▶ _Directions_: Show every line in the records below that contains the word "name".

++++ Supplied entries

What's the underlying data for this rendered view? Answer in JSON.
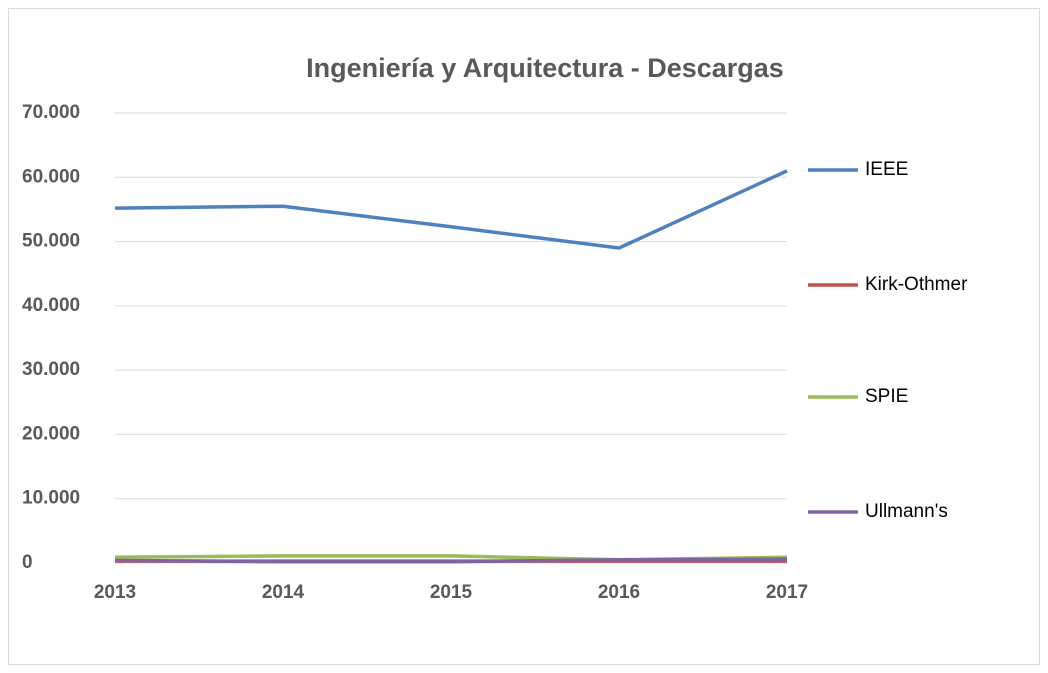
{
  "chart_data": {
    "type": "line",
    "title": "Ingeniería y Arquitectura - Descargas",
    "categories": [
      "2013",
      "2014",
      "2015",
      "2016",
      "2017"
    ],
    "series": [
      {
        "name": "IEEE",
        "color": "#4f81bd",
        "values": [
          55200,
          55500,
          52300,
          49000,
          61000
        ]
      },
      {
        "name": "Kirk-Othmer",
        "color": "#c0504d",
        "values": [
          300,
          300,
          300,
          300,
          300
        ]
      },
      {
        "name": "SPIE",
        "color": "#9bbb59",
        "values": [
          900,
          1100,
          1100,
          500,
          900
        ]
      },
      {
        "name": "Ullmann's",
        "color": "#8064a2",
        "values": [
          400,
          200,
          200,
          500,
          600
        ]
      }
    ],
    "ylim": [
      0,
      70000
    ],
    "yticks": [
      0,
      {
        "value": 10000,
        "label": "10.000"
      },
      {
        "value": 20000,
        "label": "20.000"
      },
      {
        "value": 30000,
        "label": "30.000"
      },
      {
        "value": 40000,
        "label": "40.000"
      },
      {
        "value": 50000,
        "label": "50.000"
      },
      {
        "value": 60000,
        "label": "60.000"
      },
      {
        "value": 70000,
        "label": "70.000"
      }
    ],
    "grid": true,
    "legend": "right"
  }
}
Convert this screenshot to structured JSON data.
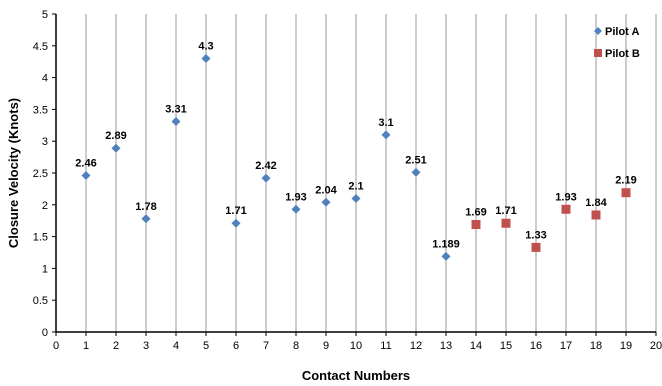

++++++++

▶ _Output of the task_:
        "name": "IEEE",
        "name": "Kirk-Othmer",
        "name": "SPIE",
        "name": "Ullmann's",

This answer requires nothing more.